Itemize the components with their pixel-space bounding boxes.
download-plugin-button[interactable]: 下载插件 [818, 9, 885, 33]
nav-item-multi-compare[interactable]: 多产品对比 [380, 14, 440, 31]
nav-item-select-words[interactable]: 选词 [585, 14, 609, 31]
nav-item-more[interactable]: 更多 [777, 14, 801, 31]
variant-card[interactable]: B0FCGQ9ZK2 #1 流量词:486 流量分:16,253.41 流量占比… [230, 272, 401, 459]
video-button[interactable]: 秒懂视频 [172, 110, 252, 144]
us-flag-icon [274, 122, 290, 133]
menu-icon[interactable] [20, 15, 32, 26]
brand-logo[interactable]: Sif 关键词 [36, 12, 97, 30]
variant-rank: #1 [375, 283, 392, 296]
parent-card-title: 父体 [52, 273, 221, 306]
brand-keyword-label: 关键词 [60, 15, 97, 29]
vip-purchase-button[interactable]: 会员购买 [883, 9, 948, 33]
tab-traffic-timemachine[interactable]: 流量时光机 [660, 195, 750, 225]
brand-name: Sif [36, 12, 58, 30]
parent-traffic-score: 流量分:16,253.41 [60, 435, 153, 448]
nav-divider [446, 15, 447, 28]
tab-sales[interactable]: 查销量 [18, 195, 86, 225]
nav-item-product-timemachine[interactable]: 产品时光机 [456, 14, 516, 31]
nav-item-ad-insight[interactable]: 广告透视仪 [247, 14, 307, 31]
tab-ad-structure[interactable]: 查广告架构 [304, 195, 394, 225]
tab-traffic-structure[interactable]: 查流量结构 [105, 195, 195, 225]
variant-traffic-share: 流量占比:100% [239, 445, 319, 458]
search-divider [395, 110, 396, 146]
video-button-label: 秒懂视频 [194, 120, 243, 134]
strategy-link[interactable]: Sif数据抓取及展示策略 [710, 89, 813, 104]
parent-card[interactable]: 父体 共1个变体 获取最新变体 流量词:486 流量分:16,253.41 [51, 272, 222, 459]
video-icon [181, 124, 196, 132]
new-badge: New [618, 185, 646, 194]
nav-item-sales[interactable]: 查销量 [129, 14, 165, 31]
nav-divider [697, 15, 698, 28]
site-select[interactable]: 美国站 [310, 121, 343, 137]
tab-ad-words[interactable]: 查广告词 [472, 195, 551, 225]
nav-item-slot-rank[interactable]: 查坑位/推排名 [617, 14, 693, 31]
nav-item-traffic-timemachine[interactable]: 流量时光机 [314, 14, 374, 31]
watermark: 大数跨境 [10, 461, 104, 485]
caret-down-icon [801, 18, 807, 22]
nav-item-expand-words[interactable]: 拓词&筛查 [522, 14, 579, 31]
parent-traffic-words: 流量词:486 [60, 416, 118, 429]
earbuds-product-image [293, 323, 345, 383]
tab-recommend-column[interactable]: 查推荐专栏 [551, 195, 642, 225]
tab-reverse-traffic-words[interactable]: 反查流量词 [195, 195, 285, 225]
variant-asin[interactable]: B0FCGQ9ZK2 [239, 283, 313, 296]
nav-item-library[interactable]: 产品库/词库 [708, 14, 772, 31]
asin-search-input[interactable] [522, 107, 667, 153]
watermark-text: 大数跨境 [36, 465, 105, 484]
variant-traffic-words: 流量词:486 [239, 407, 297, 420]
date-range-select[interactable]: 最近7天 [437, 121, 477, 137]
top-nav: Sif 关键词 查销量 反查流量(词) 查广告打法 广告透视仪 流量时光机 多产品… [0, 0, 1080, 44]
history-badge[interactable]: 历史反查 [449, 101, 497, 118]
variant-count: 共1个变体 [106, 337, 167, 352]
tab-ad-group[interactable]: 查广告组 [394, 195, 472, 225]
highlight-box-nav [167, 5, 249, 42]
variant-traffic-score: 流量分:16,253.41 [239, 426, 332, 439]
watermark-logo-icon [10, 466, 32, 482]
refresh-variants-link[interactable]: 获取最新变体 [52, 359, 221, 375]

> [Aim]: Return, unchanged, the entries from the first line of the list through the line containing "variant-rank: #1 [375, 283, 392, 296]", with both of those lines included.

> [Complete response]:
Itemize the components with their pixel-space bounding boxes.
download-plugin-button[interactable]: 下载插件 [818, 9, 885, 33]
nav-item-multi-compare[interactable]: 多产品对比 [380, 14, 440, 31]
nav-item-select-words[interactable]: 选词 [585, 14, 609, 31]
nav-item-more[interactable]: 更多 [777, 14, 801, 31]
variant-card[interactable]: B0FCGQ9ZK2 #1 流量词:486 流量分:16,253.41 流量占比… [230, 272, 401, 459]
video-button[interactable]: 秒懂视频 [172, 110, 252, 144]
us-flag-icon [274, 122, 290, 133]
menu-icon[interactable] [20, 15, 32, 26]
brand-logo[interactable]: Sif 关键词 [36, 12, 97, 30]
variant-rank: #1 [375, 283, 392, 296]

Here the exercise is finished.